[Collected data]
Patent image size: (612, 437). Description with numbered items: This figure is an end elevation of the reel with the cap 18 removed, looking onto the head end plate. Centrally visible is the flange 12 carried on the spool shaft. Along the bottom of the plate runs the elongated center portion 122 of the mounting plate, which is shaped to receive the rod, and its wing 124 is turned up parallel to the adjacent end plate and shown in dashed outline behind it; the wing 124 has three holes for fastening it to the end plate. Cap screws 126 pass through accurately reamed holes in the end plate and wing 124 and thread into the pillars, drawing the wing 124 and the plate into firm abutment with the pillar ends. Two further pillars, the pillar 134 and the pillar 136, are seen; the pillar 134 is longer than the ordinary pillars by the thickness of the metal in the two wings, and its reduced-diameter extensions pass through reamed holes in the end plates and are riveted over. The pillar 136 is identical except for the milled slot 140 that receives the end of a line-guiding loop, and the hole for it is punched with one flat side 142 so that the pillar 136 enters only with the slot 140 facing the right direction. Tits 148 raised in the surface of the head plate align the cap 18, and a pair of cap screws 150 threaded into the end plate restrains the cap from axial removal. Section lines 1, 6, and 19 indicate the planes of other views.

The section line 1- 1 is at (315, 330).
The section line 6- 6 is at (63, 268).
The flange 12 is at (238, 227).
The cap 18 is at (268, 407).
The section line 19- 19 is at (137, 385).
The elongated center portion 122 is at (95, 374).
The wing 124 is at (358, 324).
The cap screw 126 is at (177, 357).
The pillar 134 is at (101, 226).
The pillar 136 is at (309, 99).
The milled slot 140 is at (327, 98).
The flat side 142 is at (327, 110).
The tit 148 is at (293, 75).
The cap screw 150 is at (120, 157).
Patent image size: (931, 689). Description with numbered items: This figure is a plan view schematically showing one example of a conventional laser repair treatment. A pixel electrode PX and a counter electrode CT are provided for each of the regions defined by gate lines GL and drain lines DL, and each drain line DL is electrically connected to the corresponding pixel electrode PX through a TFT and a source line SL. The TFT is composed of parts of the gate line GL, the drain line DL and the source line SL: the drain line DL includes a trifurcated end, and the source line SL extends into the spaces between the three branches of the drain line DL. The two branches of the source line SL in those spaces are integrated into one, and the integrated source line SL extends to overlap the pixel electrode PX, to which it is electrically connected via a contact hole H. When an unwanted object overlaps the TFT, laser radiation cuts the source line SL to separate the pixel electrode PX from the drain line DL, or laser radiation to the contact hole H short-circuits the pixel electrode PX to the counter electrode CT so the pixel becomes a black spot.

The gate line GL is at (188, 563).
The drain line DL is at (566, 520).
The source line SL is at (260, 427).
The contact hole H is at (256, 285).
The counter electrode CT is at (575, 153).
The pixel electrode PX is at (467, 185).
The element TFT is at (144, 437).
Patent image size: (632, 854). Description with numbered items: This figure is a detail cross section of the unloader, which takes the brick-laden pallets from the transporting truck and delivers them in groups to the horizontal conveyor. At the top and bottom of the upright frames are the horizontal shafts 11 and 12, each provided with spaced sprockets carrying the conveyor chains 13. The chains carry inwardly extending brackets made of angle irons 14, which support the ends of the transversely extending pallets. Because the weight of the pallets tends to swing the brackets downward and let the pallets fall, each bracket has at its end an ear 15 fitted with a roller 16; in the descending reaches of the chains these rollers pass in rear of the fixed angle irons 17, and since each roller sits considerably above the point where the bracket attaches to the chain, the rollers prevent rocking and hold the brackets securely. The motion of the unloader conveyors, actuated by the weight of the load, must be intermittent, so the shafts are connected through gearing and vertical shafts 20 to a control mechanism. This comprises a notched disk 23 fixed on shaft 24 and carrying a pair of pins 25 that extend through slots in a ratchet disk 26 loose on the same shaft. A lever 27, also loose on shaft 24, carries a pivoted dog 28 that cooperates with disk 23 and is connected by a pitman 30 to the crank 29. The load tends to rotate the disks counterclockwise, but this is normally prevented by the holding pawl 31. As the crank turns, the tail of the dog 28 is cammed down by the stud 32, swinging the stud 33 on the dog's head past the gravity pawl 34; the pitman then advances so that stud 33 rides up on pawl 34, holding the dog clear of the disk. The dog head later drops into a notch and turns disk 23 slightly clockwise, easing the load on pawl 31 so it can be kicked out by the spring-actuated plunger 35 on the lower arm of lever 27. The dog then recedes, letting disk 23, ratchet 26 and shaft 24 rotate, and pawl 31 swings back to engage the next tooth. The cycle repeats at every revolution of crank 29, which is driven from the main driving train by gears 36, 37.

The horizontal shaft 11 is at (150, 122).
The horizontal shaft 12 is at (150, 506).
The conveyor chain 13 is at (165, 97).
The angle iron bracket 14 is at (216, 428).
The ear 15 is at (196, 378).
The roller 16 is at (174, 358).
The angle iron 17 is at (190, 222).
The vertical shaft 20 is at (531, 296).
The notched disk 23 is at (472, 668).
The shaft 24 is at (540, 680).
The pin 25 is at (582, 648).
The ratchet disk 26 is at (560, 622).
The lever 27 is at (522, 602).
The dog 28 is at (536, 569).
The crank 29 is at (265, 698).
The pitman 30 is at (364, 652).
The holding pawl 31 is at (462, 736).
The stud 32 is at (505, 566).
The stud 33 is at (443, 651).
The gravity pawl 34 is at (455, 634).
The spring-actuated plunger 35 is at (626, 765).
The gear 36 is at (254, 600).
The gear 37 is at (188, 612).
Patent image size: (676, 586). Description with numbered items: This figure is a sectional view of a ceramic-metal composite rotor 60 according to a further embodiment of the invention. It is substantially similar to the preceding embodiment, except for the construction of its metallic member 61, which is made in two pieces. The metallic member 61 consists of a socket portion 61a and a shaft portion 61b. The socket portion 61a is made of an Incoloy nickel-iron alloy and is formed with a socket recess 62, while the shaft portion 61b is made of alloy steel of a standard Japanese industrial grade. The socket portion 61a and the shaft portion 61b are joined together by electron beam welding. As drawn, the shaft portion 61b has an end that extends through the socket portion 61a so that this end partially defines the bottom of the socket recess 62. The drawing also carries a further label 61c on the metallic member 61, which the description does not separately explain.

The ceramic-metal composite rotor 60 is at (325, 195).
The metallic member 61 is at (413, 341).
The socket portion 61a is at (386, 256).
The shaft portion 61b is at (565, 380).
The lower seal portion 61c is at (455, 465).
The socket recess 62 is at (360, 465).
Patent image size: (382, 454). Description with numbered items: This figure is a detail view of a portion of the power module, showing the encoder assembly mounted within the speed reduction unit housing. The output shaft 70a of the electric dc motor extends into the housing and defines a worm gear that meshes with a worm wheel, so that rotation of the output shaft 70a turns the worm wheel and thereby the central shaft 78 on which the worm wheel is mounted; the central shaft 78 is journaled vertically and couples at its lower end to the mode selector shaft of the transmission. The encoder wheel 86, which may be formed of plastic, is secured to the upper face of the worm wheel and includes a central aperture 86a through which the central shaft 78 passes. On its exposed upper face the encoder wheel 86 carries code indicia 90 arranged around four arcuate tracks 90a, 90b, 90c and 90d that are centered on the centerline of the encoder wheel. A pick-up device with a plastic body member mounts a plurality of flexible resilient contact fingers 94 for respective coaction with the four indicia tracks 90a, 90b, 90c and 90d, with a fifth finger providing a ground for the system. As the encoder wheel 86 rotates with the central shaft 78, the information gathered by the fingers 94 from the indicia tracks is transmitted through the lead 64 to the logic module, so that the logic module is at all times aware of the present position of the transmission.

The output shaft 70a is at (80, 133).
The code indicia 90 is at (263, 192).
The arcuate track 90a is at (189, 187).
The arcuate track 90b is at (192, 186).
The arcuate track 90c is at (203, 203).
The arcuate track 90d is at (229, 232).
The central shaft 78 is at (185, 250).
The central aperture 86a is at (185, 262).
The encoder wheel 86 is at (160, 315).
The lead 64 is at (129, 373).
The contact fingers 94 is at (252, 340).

● **SET PROBLEM**
Repeat every line of the items above word for word, keeping their original order.

● **EXERCISE OUTPUT**
Patent image size: (612, 437). Description with numbered items: This figure is an end elevation of the reel with the cap 18 removed, looking onto the head end plate. Centrally visible is the flange 12 carried on the spool shaft. Along the bottom of the plate runs the elongated center portion 122 of the mounting plate, which is shaped to receive the rod, and its wing 124 is turned up parallel to the adjacent end plate and shown in dashed outline behind it; the wing 124 has three holes for fastening it to the end plate. Cap screws 126 pass through accurately reamed holes in the end plate and wing 124 and thread into the pillars, drawing the wing 124 and the plate into firm abutment with the pillar ends. Two further pillars, the pillar 134 and the pillar 136, are seen; the pillar 134 is longer than the ordinary pillars by the thickness of the metal in the two wings, and its reduced-diameter extensions pass through reamed holes in the end plates and are riveted over. The pillar 136 is identical except for the milled slot 140 that receives the end of a line-guiding loop, and the hole for it is punched with one flat side 142 so that the pillar 136 enters only with the slot 140 facing the right direction. Tits 148 raised in the surface of the head plate align the cap 18, and a pair of cap screws 150 threaded into the end plate restrains the cap from axial removal. Section lines 1, 6, and 19 indicate the planes of other views.

The section line 1- 1 is at (315, 330).
The section line 6- 6 is at (63, 268).
The flange 12 is at (238, 227).
The cap 18 is at (268, 407).
The section line 19- 19 is at (137, 385).
The elongated center portion 122 is at (95, 374).
The wing 124 is at (358, 324).
The cap screw 126 is at (177, 357).
The pillar 134 is at (101, 226).
The pillar 136 is at (309, 99).
The milled slot 140 is at (327, 98).
The flat side 142 is at (327, 110).
The tit 148 is at (293, 75).
The cap screw 150 is at (120, 157).
Patent image size: (931, 689). Description with numbered items: This figure is a plan view schematically showing one example of a conventional laser repair treatment. A pixel electrode PX and a counter electrode CT are provided for each of the regions defined by gate lines GL and drain lines DL, and each drain line DL is electrically connected to the corresponding pixel electrode PX through a TFT and a source line SL. The TFT is composed of parts of the gate line GL, the drain line DL and the source line SL: the drain line DL includes a trifurcated end, and the source line SL extends into the spaces between the three branches of the drain line DL. The two branches of the source line SL in those spaces are integrated into one, and the integrated source line SL extends to overlap the pixel electrode PX, to which it is electrically connected via a contact hole H. When an unwanted object overlaps the TFT, laser radiation cuts the source line SL to separate the pixel electrode PX from the drain line DL, or laser radiation to the contact hole H short-circuits the pixel electrode PX to the counter electrode CT so the pixel becomes a black spot.

The gate line GL is at (188, 563).
The drain line DL is at (566, 520).
The source line SL is at (260, 427).
The contact hole H is at (256, 285).
The counter electrode CT is at (575, 153).
The pixel electrode PX is at (467, 185).
The element TFT is at (144, 437).
Patent image size: (632, 854). Description with numbered items: This figure is a detail cross section of the unloader, which takes the brick-laden pallets from the transporting truck and delivers them in groups to the horizontal conveyor. At the top and bottom of the upright frames are the horizontal shafts 11 and 12, each provided with spaced sprockets carrying the conveyor chains 13. The chains carry inwardly extending brackets made of angle irons 14, which support the ends of the transversely extending pallets. Because the weight of the pallets tends to swing the brackets downward and let the pallets fall, each bracket has at its end an ear 15 fitted with a roller 16; in the descending reaches of the chains these rollers pass in rear of the fixed angle irons 17, and since each roller sits considerably above the point where the bracket attaches to the chain, the rollers prevent rocking and hold the brackets securely. The motion of the unloader conveyors, actuated by the weight of the load, must be intermittent, so the shafts are connected through gearing and vertical shafts 20 to a control mechanism. This comprises a notched disk 23 fixed on shaft 24 and carrying a pair of pins 25 that extend through slots in a ratchet disk 26 loose on the same shaft. A lever 27, also loose on shaft 24, carries a pivoted dog 28 that cooperates with disk 23 and is connected by a pitman 30 to the crank 29. The load tends to rotate the disks counterclockwise, but this is normally prevented by the holding pawl 31. As the crank turns, the tail of the dog 28 is cammed down by the stud 32, swinging the stud 33 on the dog's head past the gravity pawl 34; the pitman then advances so that stud 33 rides up on pawl 34, holding the dog clear of the disk. The dog head later drops into a notch and turns disk 23 slightly clockwise, easing the load on pawl 31 so it can be kicked out by the spring-actuated plunger 35 on the lower arm of lever 27. The dog then recedes, letting disk 23, ratchet 26 and shaft 24 rotate, and pawl 31 swings back to engage the next tooth. The cycle repeats at every revolution of crank 29, which is driven from the main driving train by gears 36, 37.

The horizontal shaft 11 is at (150, 122).
The horizontal shaft 12 is at (150, 506).
The conveyor chain 13 is at (165, 97).
The angle iron bracket 14 is at (216, 428).
The ear 15 is at (196, 378).
The roller 16 is at (174, 358).
The angle iron 17 is at (190, 222).
The vertical shaft 20 is at (531, 296).
The notched disk 23 is at (472, 668).
The shaft 24 is at (540, 680).
The pin 25 is at (582, 648).
The ratchet disk 26 is at (560, 622).
The lever 27 is at (522, 602).
The dog 28 is at (536, 569).
The crank 29 is at (265, 698).
The pitman 30 is at (364, 652).
The holding pawl 31 is at (462, 736).
The stud 32 is at (505, 566).
The stud 33 is at (443, 651).
The gravity pawl 34 is at (455, 634).
The spring-actuated plunger 35 is at (626, 765).
The gear 36 is at (254, 600).
The gear 37 is at (188, 612).
Patent image size: (676, 586). Description with numbered items: This figure is a sectional view of a ceramic-metal composite rotor 60 according to a further embodiment of the invention. It is substantially similar to the preceding embodiment, except for the construction of its metallic member 61, which is made in two pieces. The metallic member 61 consists of a socket portion 61a and a shaft portion 61b. The socket portion 61a is made of an Incoloy nickel-iron alloy and is formed with a socket recess 62, while the shaft portion 61b is made of alloy steel of a standard Japanese industrial grade. The socket portion 61a and the shaft portion 61b are joined together by electron beam welding. As drawn, the shaft portion 61b has an end that extends through the socket portion 61a so that this end partially defines the bottom of the socket recess 62. The drawing also carries a further label 61c on the metallic member 61, which the description does not separately explain.

The ceramic-metal composite rotor 60 is at (325, 195).
The metallic member 61 is at (413, 341).
The socket portion 61a is at (386, 256).
The shaft portion 61b is at (565, 380).
The lower seal portion 61c is at (455, 465).
The socket recess 62 is at (360, 465).
Patent image size: (382, 454). Description with numbered items: This figure is a detail view of a portion of the power module, showing the encoder assembly mounted within the speed reduction unit housing. The output shaft 70a of the electric dc motor extends into the housing and defines a worm gear that meshes with a worm wheel, so that rotation of the output shaft 70a turns the worm wheel and thereby the central shaft 78 on which the worm wheel is mounted; the central shaft 78 is journaled vertically and couples at its lower end to the mode selector shaft of the transmission. The encoder wheel 86, which may be formed of plastic, is secured to the upper face of the worm wheel and includes a central aperture 86a through which the central shaft 78 passes. On its exposed upper face the encoder wheel 86 carries code indicia 90 arranged around four arcuate tracks 90a, 90b, 90c and 90d that are centered on the centerline of the encoder wheel. A pick-up device with a plastic body member mounts a plurality of flexible resilient contact fingers 94 for respective coaction with the four indicia tracks 90a, 90b, 90c and 90d, with a fifth finger providing a ground for the system. As the encoder wheel 86 rotates with the central shaft 78, the information gathered by the fingers 94 from the indicia tracks is transmitted through the lead 64 to the logic module, so that the logic module is at all times aware of the present position of the transmission.

The output shaft 70a is at (80, 133).
The code indicia 90 is at (263, 192).
The arcuate track 90a is at (189, 187).
The arcuate track 90b is at (192, 186).
The arcuate track 90c is at (203, 203).
The arcuate track 90d is at (229, 232).
The central shaft 78 is at (185, 250).
The central aperture 86a is at (185, 262).
The encoder wheel 86 is at (160, 315).
The lead 64 is at (129, 373).
The contact fingers 94 is at (252, 340).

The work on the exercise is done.